**SET EXERCISE:** Go through the records below line by line. Count the lines with "title" and give the count alone.

━━━━━ RECORDS SUPPLIED ━━━━━

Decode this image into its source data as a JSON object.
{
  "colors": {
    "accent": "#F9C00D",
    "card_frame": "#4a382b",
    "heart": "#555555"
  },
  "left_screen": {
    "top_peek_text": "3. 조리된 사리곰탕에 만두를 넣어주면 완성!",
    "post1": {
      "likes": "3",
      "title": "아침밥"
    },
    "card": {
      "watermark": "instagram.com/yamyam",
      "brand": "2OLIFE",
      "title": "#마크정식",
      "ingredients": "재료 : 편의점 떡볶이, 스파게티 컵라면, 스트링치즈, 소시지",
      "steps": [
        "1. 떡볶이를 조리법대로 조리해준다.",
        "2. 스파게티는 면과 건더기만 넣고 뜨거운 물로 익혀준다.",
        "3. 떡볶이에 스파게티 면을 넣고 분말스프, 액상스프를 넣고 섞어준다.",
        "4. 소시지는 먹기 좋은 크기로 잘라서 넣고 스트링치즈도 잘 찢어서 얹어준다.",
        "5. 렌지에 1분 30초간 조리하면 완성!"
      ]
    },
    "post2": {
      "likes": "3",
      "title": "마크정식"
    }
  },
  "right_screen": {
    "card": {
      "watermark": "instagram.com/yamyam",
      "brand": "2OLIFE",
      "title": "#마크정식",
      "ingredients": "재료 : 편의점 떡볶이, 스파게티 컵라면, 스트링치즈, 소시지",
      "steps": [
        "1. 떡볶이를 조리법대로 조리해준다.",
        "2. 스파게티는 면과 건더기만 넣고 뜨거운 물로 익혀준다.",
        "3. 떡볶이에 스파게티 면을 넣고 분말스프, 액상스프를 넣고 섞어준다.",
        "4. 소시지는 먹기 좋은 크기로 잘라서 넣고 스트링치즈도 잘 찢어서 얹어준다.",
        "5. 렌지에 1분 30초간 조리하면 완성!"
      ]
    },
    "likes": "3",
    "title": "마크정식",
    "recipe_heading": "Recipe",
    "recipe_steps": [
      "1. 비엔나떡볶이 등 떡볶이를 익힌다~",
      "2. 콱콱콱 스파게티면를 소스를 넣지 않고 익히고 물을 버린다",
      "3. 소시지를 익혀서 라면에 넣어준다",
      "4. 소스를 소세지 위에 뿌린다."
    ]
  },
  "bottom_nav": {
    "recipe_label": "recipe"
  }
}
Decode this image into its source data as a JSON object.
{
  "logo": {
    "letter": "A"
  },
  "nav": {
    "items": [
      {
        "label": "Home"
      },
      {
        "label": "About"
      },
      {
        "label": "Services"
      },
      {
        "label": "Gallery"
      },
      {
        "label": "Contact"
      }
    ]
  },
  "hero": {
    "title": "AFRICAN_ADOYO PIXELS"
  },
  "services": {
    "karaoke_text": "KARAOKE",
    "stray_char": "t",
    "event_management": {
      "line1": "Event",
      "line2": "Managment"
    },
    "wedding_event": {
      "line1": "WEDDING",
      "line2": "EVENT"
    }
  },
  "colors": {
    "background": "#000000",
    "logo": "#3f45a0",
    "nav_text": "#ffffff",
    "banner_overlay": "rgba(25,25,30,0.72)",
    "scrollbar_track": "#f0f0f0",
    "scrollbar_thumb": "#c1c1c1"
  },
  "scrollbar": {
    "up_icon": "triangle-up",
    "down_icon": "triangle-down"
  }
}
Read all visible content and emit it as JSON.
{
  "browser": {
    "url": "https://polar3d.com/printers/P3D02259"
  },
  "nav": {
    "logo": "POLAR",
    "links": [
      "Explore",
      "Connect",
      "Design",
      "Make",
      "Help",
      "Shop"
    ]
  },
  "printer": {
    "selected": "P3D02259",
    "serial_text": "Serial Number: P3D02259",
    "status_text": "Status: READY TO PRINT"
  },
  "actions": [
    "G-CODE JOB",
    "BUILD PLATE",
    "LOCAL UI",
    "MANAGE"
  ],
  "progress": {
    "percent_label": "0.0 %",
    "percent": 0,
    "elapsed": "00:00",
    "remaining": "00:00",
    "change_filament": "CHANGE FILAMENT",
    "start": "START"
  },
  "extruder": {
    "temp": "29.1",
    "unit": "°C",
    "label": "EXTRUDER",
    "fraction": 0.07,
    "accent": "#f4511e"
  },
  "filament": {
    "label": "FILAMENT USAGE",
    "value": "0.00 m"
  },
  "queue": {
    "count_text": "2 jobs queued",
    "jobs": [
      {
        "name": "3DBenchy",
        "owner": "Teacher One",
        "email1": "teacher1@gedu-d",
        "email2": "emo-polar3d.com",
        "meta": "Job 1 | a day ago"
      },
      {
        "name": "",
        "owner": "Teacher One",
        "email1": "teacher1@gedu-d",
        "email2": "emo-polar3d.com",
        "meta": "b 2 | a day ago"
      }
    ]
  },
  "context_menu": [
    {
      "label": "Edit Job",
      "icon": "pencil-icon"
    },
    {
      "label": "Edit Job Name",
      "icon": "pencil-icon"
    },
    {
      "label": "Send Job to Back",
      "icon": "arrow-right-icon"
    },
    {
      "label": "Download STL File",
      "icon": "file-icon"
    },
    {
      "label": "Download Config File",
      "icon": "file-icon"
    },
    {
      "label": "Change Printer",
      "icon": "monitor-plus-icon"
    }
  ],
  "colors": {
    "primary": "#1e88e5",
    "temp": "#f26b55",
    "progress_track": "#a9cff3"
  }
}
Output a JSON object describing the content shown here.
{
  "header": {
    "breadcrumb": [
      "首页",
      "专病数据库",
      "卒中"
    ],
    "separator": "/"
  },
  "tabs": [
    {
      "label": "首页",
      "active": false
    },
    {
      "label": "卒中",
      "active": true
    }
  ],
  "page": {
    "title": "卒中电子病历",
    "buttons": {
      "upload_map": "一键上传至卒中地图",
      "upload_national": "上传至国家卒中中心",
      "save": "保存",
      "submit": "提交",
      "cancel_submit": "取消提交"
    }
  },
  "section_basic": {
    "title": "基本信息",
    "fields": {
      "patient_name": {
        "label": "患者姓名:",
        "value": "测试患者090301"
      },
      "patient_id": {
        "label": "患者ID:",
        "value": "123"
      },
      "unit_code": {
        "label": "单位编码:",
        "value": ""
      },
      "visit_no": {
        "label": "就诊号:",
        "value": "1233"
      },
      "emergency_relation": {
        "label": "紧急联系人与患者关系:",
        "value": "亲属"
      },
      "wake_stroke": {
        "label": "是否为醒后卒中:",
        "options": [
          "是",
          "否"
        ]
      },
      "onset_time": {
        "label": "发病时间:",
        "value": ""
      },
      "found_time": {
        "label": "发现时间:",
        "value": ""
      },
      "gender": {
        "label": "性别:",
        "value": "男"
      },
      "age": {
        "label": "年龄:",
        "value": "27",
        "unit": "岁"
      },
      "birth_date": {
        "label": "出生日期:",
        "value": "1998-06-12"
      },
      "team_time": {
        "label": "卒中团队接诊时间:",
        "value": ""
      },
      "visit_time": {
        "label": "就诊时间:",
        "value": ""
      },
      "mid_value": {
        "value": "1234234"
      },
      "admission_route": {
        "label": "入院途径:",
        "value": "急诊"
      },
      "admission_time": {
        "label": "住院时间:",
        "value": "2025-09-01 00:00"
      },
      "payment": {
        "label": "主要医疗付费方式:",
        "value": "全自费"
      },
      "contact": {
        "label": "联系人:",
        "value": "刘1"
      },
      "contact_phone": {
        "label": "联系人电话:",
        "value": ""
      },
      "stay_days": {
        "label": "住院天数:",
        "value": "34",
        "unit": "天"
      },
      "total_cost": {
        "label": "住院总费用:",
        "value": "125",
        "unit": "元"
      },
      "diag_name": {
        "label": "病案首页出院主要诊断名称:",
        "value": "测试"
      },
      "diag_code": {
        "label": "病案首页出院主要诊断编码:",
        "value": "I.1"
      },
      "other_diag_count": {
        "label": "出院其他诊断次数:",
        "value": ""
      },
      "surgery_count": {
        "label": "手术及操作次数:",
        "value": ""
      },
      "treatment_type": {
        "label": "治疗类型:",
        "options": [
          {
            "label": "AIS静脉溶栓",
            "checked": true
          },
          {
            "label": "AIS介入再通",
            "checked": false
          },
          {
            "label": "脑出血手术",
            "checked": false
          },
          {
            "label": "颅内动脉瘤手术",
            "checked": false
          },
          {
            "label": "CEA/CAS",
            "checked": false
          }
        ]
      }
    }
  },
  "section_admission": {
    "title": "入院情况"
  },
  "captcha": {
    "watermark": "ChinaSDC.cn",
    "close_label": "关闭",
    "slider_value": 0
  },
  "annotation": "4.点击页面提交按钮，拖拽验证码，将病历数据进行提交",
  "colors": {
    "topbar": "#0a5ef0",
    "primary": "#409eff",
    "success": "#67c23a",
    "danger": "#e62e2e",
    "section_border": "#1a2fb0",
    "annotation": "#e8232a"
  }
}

━━━━━

**RESULT:** 9